## Set problem
Output the material exactly, but drop every image it holds.

## Input records

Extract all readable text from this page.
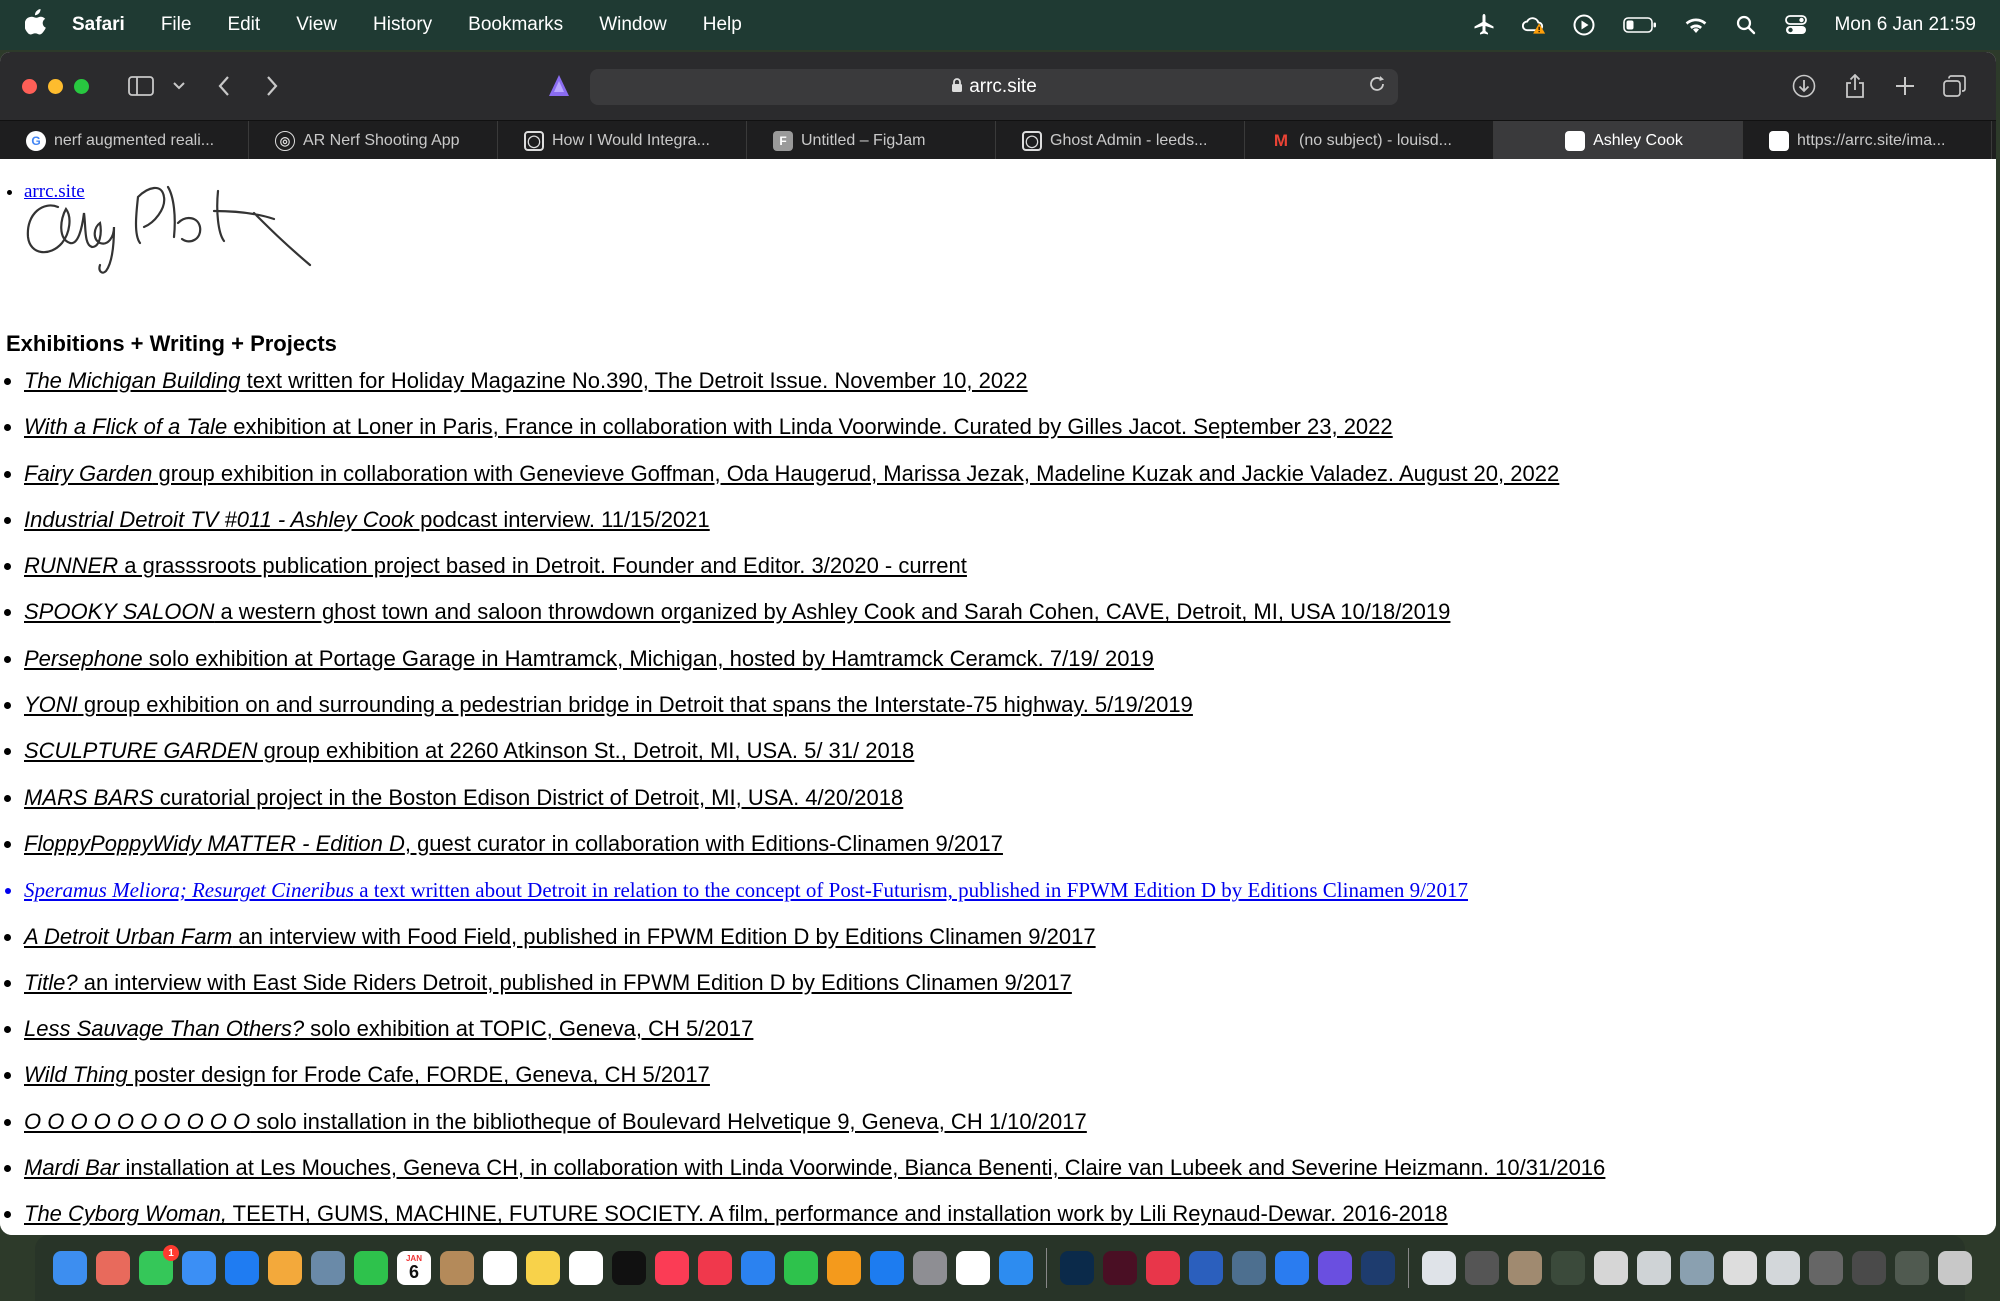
Safari	File	Edit	View	History	Bookmarks	Window	Help	Mon 6 Jan 21:59
arrc.site
G nerf augmented reali...	◎ AR Nerf Shooting App	◯ How I Would Integra...	F Untitled – FigJam	◯ Ghost Admin - leeds...	M (no subject) - louisd...	Ashley Cook	https://arrc.site/ima...
• arrc.site
Exhibitions + Writing + Projects
• The Michigan Building text written for Holiday Magazine No.390, The Detroit Issue. November 10, 2022
• With a Flick of a Tale exhibition at Loner in Paris, France in collaboration with Linda Voorwinde. Curated by Gilles Jacot. September 23, 2022
• Fairy Garden group exhibition in collaboration with Genevieve Goffman, Oda Haugerud, Marissa Jezak, Madeline Kuzak and Jackie Valadez. August 20, 2022
• Industrial Detroit TV #011 - Ashley Cook podcast interview. 11/15/2021
• RUNNER a grasssroots publication project based in Detroit. Founder and Editor. 3/2020 - current
• SPOOKY SALOON a western ghost town and saloon throwdown organized by Ashley Cook and Sarah Cohen, CAVE, Detroit, MI, USA 10/18/2019
• Persephone solo exhibition at Portage Garage in Hamtramck, Michigan, hosted by Hamtramck Ceramck. 7/19/ 2019
• YONI group exhibition on and surrounding a pedestrian bridge in Detroit that spans the Interstate-75 highway. 5/19/2019
• SCULPTURE GARDEN group exhibition at 2260 Atkinson St., Detroit, MI, USA. 5/ 31/ 2018
• MARS BARS curatorial project in the Boston Edison District of Detroit, MI, USA. 4/20/2018
• FloppyPoppyWidy MATTER - Edition D, guest curator in collaboration with Editions-Clinamen 9/2017
• Speramus Meliora; Resurget Cineribus a text written about Detroit in relation to the concept of Post-Futurism, published in FPWM Edition D by Editions Clinamen 9/2017
• A Detroit Urban Farm an interview with Food Field, published in FPWM Edition D by Editions Clinamen 9/2017
• Title? an interview with East Side Riders Detroit, published in FPWM Edition D by Editions Clinamen 9/2017
• Less Sauvage Than Others? solo exhibition at TOPIC, Geneva, CH 5/2017
• Wild Thing poster design for Frode Cafe, FORDE, Geneva, CH 5/2017
• O O O O O O O O O O solo installation in the bibliotheque of Boulevard Helvetique 9, Geneva, CH 1/10/2017
• Mardi Bar installation at Les Mouches, Geneva CH, in collaboration with Linda Voorwinde, Bianca Benenti, Claire van Lubeek and Severine Heizmann. 10/31/2016
• The Cyborg Woman, TEETH, GUMS, MACHINE, FUTURE SOCIETY. A film, performance and installation work by Lili Reynaud-Dewar. 2016-2018
1	JAN
6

## Completed task
Extract all readable text from this page.
Safari	File	Edit	View	History	Bookmarks	Window	Help	Mon 6 Jan 21:59
arrc.site
G nerf augmented reali...	◎ AR Nerf Shooting App	◯ How I Would Integra...	F Untitled – FigJam	◯ Ghost Admin - leeds...	M (no subject) - louisd...	Ashley Cook	https://arrc.site/ima...
• arrc.site
Exhibitions + Writing + Projects
• The Michigan Building text written for Holiday Magazine No.390, The Detroit Issue. November 10, 2022
• With a Flick of a Tale exhibition at Loner in Paris, France in collaboration with Linda Voorwinde. Curated by Gilles Jacot. September 23, 2022
• Fairy Garden group exhibition in collaboration with Genevieve Goffman, Oda Haugerud, Marissa Jezak, Madeline Kuzak and Jackie Valadez. August 20, 2022
• Industrial Detroit TV #011 - Ashley Cook podcast interview. 11/15/2021
• RUNNER a grasssroots publication project based in Detroit. Founder and Editor. 3/2020 - current
• SPOOKY SALOON a western ghost town and saloon throwdown organized by Ashley Cook and Sarah Cohen, CAVE, Detroit, MI, USA 10/18/2019
• Persephone solo exhibition at Portage Garage in Hamtramck, Michigan, hosted by Hamtramck Ceramck. 7/19/ 2019
• YONI group exhibition on and surrounding a pedestrian bridge in Detroit that spans the Interstate-75 highway. 5/19/2019
• SCULPTURE GARDEN group exhibition at 2260 Atkinson St., Detroit, MI, USA. 5/ 31/ 2018
• MARS BARS curatorial project in the Boston Edison District of Detroit, MI, USA. 4/20/2018
• FloppyPoppyWidy MATTER - Edition D, guest curator in collaboration with Editions-Clinamen 9/2017
• Speramus Meliora; Resurget Cineribus a text written about Detroit in relation to the concept of Post-Futurism, published in FPWM Edition D by Editions Clinamen 9/2017
• A Detroit Urban Farm an interview with Food Field, published in FPWM Edition D by Editions Clinamen 9/2017
• Title? an interview with East Side Riders Detroit, published in FPWM Edition D by Editions Clinamen 9/2017
• Less Sauvage Than Others? solo exhibition at TOPIC, Geneva, CH 5/2017
• Wild Thing poster design for Frode Cafe, FORDE, Geneva, CH 5/2017
• O O O O O O O O O O solo installation in the bibliotheque of Boulevard Helvetique 9, Geneva, CH 1/10/2017
• Mardi Bar installation at Les Mouches, Geneva CH, in collaboration with Linda Voorwinde, Bianca Benenti, Claire van Lubeek and Severine Heizmann. 10/31/2016
• The Cyborg Woman, TEETH, GUMS, MACHINE, FUTURE SOCIETY. A film, performance and installation work by Lili Reynaud-Dewar. 2016-2018
1	JAN
6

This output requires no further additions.